▶ _AUFGABEN ZUR ÜBUNG_
1) Was markiert laut dem Interview mit Herrn Meyer über seine 20 Jahre bei Sat.1 der Abend am Donnerstag außer dem Jahrestag?
2) Schreiben Sie das Interview mit Herrn Meyer über seine 20 Jahre bei Sat.1 im Anschluss an dessen letzten Satz weiter.

▶ _TEXTAUSZUG_

--------------------

Herr Meyer, Sie sind seit genau 20 Jahren für Sat.1 tätig – in einer Ehe wäre das die Porzellan-Hochzeit. Was schenken Sie und Sat.1 sich denn gegenseitig?

Ich bekomme am Donnerstag eine wunderbare Festivität, von der ich nichts Näheres wissen darf. Das halte ich für eine sehr schöne Verbeugung. Dieser Abend markiert nicht nur den Jahrestag, sondern auch den Umzug meiner Produktionsfirma in den Berliner Osthafen. 20 Jahre für ein und denselben Sender im sichtbaren Bereich tätig gewesen zu sein, ist inzwischen eine Seltenheit geworden – aber ich bin eher ein treuer Typ, ich springe nicht gerne von A nach B und C, sondern bleibe gerne dort, wo ich mich wohl fühle und habe auch nicht das Gefühl, etwas zu vermissen. Das liegt auch daran, dass ich im Laufe der Jahre so viele verschiedene Projekte realisieren konnte.

Stichwort Treue: Als wir uns erstmals getroffen haben, haben Sie betont, dass das Fernsehgeschäft ein People Business sei. Dafür mussten Sie sich aber an viele Geschäftsführer bei Sat.1 gewöhnen. Wissen Sie noch, wie viele das waren?

Das kann man gar nicht mehr zählen. Da müsste man mal den Sender-Stammbaum heraussuchen. Der Sender und ich sind in den vielen Jahren – auch gerade, wenn sie krisenbehaftet waren – gemeinsam vorangeschritten. Aber natürlich stellt jeder Sender seine Köpfe immer wieder mal auf den Prüfstand und fragt sich, ob die Altvorderen noch sein müssen. Aber wir sind immer noch da. Eine bessere Verbeugung unserer Sendung gegenüber kann ich mir eigentlich gar nicht vorstellen.

--------------------

▶ _VORLIEGENDE DATEN_
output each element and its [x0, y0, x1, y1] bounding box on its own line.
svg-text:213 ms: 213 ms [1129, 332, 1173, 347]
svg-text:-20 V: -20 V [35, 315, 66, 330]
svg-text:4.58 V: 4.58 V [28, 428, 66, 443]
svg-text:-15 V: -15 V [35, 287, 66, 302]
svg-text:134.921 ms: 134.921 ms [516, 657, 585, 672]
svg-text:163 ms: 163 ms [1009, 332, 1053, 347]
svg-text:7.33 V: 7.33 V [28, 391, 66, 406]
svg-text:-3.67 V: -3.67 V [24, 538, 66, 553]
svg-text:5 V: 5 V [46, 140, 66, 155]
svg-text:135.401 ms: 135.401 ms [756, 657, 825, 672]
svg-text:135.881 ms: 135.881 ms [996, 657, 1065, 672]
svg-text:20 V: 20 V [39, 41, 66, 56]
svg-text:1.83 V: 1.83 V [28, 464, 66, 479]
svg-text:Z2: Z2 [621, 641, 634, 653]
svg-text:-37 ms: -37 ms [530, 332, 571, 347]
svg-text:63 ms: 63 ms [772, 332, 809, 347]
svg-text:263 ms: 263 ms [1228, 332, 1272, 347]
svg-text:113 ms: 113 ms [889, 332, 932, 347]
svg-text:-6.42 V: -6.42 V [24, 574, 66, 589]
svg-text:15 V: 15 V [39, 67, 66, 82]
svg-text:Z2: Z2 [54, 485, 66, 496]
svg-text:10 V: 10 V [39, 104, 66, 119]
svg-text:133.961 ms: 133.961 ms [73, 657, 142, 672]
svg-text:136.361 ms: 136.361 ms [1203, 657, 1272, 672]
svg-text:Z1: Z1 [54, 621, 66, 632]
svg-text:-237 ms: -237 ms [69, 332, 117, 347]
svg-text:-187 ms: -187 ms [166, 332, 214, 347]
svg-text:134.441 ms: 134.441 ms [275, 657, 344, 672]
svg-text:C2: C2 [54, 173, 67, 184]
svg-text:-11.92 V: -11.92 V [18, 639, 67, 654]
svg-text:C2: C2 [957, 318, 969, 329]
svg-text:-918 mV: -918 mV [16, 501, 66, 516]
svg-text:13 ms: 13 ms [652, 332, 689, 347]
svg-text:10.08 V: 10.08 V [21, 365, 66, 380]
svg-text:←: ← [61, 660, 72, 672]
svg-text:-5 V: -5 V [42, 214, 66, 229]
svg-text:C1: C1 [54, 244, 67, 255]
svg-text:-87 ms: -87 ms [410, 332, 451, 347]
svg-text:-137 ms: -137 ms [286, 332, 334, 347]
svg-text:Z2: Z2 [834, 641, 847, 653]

--------------------

▶ _ENDGÜLTIGE ANTWORTEN_
1) Den Umzug seiner Produktionsfirma in den Berliner Osthafen.

2)
Sat.1 besitzt derzeit ohnehin nicht allzu viele lang etablierte Marken – in erster Linie das Frühstücksfernsehen und Sie. Gerade in Zeiten von Turbulenzen kann ein Anker im Programm ja nicht schaden...

In den vergangenen 20 Jahren hat sich die Gefechtslage auf dem Fernsehmarkt dramatisch gewandelt. Insofern ist es klar, dass es eine ständige Bewegung gibt – und was kann es da Schöneres geben, als in einer solchen Situation eine Art Brückenpfeiler zu sein?

Aber ein Brückenpfeiler allein...

Ein einzelner Pfeiler hat natürlich viel zu tragen. Je nach Konstruktion ist es eventuell doch günstiger, wenn noch andere festhalten. Diese Überlegung muss der Sender immer wieder haben. Aber sehen wir nicht schwarz: Der Sender hat starke Programmmarken, am Nachmittag etwa Köpfe wie Hold oder Kallwass. Das mag zwar alles ein wenig in die Jahre gekommen sein, besitzt aber trotzdem nach wie vor viel Zuschauernähe. Auch im Comedy-Bereich gibt es von Engelke bis Pastewka Aushängeschilder, die prägend für den Sender sind. Solche Gesichter braucht ein Sender. Ich wundere mich hin und wieder, dass man mit Schauspielern versucht, ein Senderimage zu pflegen, und sich dann wundert, dass es nicht funktioniert, weil Schauspieler gezwungenermaßen auch Rollen anderer Sender annehmen müssen und so meist nicht unverwechselbar für einen Sender stehen.

Aber man hat ja bei Sat.1 durchaus versucht, Moderatoren aufzubauen oder rüberzuholen...

Moderatoren aufbauen ist die eine Geschichte – man kann ihnen eine Spielfläche geben und sie PR-technisch unterstützen. Wesentlich ist allerdings das Verhältnis zum Zuschauer. Wenn der sagt, es ist zwar nett anzuschauen, aber ich brauche es eigentlich nicht so wirklich, dann wird es richtig problematisch, erst recht, wo doch das Verhältnis zum Zuschauer dauerhaft sein soll. Das kann man nicht mit mehr Werbung und PR erzwingen. Wir als Team, ich als Moderator - wir müssen den Zuschauer gewinnen, nicht der Sender. Und dann müssen wir zuhören, worauf der Zuschauer wie reagiert.

Und deshalb sind Sie auch weg von „Reporter decken auf“ hin zu Verbraucherthemen gewechselt?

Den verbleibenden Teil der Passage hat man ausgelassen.